■ **Exercise details**
Repeat the material exactly, leaving nothing out.

-- Start of Data supplied --

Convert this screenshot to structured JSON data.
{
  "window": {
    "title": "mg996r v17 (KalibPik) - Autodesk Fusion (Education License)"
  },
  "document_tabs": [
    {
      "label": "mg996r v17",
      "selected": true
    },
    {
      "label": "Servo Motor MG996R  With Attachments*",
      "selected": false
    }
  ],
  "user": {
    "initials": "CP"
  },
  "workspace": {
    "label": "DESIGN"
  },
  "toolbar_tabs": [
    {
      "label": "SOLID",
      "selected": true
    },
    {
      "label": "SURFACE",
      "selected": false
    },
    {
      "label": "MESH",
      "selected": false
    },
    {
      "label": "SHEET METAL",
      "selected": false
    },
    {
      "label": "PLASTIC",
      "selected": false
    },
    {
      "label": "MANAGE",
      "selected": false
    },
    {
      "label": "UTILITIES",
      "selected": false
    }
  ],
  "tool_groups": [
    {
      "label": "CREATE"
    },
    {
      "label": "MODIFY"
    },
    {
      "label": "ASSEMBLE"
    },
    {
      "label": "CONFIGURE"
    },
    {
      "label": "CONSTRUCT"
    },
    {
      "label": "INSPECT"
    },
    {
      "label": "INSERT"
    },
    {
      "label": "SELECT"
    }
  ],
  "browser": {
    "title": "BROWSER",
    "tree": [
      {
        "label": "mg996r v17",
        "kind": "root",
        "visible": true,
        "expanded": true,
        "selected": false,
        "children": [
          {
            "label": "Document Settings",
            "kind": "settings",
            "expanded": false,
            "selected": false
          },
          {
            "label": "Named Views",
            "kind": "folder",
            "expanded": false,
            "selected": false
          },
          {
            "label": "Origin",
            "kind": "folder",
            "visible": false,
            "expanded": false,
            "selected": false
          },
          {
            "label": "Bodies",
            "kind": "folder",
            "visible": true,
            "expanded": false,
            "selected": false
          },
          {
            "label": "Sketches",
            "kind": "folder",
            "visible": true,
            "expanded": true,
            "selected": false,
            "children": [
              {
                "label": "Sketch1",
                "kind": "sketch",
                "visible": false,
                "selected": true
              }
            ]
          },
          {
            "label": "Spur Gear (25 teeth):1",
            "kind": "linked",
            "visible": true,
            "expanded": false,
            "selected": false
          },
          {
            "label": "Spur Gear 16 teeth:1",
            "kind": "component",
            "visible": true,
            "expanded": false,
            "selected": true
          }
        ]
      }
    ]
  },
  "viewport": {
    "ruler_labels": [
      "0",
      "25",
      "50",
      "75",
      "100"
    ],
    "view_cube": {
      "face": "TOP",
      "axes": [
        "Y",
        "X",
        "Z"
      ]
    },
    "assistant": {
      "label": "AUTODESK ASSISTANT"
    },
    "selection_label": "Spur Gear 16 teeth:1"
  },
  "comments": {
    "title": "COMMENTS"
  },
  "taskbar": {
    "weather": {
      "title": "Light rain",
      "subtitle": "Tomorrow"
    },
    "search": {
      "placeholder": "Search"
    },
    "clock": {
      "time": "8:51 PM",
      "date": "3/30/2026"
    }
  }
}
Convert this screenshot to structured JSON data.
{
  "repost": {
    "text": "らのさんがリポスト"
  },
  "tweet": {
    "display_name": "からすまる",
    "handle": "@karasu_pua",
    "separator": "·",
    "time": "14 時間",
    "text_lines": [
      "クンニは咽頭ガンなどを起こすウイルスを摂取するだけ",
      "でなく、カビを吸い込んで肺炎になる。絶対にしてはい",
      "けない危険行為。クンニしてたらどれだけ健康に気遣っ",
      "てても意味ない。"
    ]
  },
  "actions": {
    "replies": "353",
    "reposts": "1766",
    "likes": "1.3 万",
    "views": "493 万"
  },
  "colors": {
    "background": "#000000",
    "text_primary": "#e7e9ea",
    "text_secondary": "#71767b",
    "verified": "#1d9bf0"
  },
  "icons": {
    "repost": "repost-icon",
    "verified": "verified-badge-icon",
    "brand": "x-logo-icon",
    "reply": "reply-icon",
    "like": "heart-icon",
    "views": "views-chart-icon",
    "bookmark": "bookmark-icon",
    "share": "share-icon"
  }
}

-- End of Data supplied --

■ **Solution to this task**
Convert this screenshot to structured JSON data.
{
  "window": {
    "title": "mg996r v17 (KalibPik) - Autodesk Fusion (Education License)"
  },
  "document_tabs": [
    {
      "label": "mg996r v17",
      "selected": true
    },
    {
      "label": "Servo Motor MG996R  With Attachments*",
      "selected": false
    }
  ],
  "user": {
    "initials": "CP"
  },
  "workspace": {
    "label": "DESIGN"
  },
  "toolbar_tabs": [
    {
      "label": "SOLID",
      "selected": true
    },
    {
      "label": "SURFACE",
      "selected": false
    },
    {
      "label": "MESH",
      "selected": false
    },
    {
      "label": "SHEET METAL",
      "selected": false
    },
    {
      "label": "PLASTIC",
      "selected": false
    },
    {
      "label": "MANAGE",
      "selected": false
    },
    {
      "label": "UTILITIES",
      "selected": false
    }
  ],
  "tool_groups": [
    {
      "label": "CREATE"
    },
    {
      "label": "MODIFY"
    },
    {
      "label": "ASSEMBLE"
    },
    {
      "label": "CONFIGURE"
    },
    {
      "label": "CONSTRUCT"
    },
    {
      "label": "INSPECT"
    },
    {
      "label": "INSERT"
    },
    {
      "label": "SELECT"
    }
  ],
  "browser": {
    "title": "BROWSER",
    "tree": [
      {
        "label": "mg996r v17",
        "kind": "root",
        "visible": true,
        "expanded": true,
        "selected": false,
        "children": [
          {
            "label": "Document Settings",
            "kind": "settings",
            "expanded": false,
            "selected": false
          },
          {
            "label": "Named Views",
            "kind": "folder",
            "expanded": false,
            "selected": false
          },
          {
            "label": "Origin",
            "kind": "folder",
            "visible": false,
            "expanded": false,
            "selected": false
          },
          {
            "label": "Bodies",
            "kind": "folder",
            "visible": true,
            "expanded": false,
            "selected": false
          },
          {
            "label": "Sketches",
            "kind": "folder",
            "visible": true,
            "expanded": true,
            "selected": false,
            "children": [
              {
                "label": "Sketch1",
                "kind": "sketch",
                "visible": false,
                "selected": true
              }
            ]
          },
          {
            "label": "Spur Gear (25 teeth):1",
            "kind": "linked",
            "visible": true,
            "expanded": false,
            "selected": false
          },
          {
            "label": "Spur Gear 16 teeth:1",
            "kind": "component",
            "visible": true,
            "expanded": false,
            "selected": true
          }
        ]
      }
    ]
  },
  "viewport": {
    "ruler_labels": [
      "0",
      "25",
      "50",
      "75",
      "100"
    ],
    "view_cube": {
      "face": "TOP",
      "axes": [
        "Y",
        "X",
        "Z"
      ]
    },
    "assistant": {
      "label": "AUTODESK ASSISTANT"
    },
    "selection_label": "Spur Gear 16 teeth:1"
  },
  "comments": {
    "title": "COMMENTS"
  },
  "taskbar": {
    "weather": {
      "title": "Light rain",
      "subtitle": "Tomorrow"
    },
    "search": {
      "placeholder": "Search"
    },
    "clock": {
      "time": "8:51 PM",
      "date": "3/30/2026"
    }
  }
}
Convert this screenshot to structured JSON data.
{
  "repost": {
    "text": "らのさんがリポスト"
  },
  "tweet": {
    "display_name": "からすまる",
    "handle": "@karasu_pua",
    "separator": "·",
    "time": "14 時間",
    "text_lines": [
      "クンニは咽頭ガンなどを起こすウイルスを摂取するだけ",
      "でなく、カビを吸い込んで肺炎になる。絶対にしてはい",
      "けない危険行為。クンニしてたらどれだけ健康に気遣っ",
      "てても意味ない。"
    ]
  },
  "actions": {
    "replies": "353",
    "reposts": "1766",
    "likes": "1.3 万",
    "views": "493 万"
  },
  "colors": {
    "background": "#000000",
    "text_primary": "#e7e9ea",
    "text_secondary": "#71767b",
    "verified": "#1d9bf0"
  },
  "icons": {
    "repost": "repost-icon",
    "verified": "verified-badge-icon",
    "brand": "x-logo-icon",
    "reply": "reply-icon",
    "like": "heart-icon",
    "views": "views-chart-icon",
    "bookmark": "bookmark-icon",
    "share": "share-icon"
  }
}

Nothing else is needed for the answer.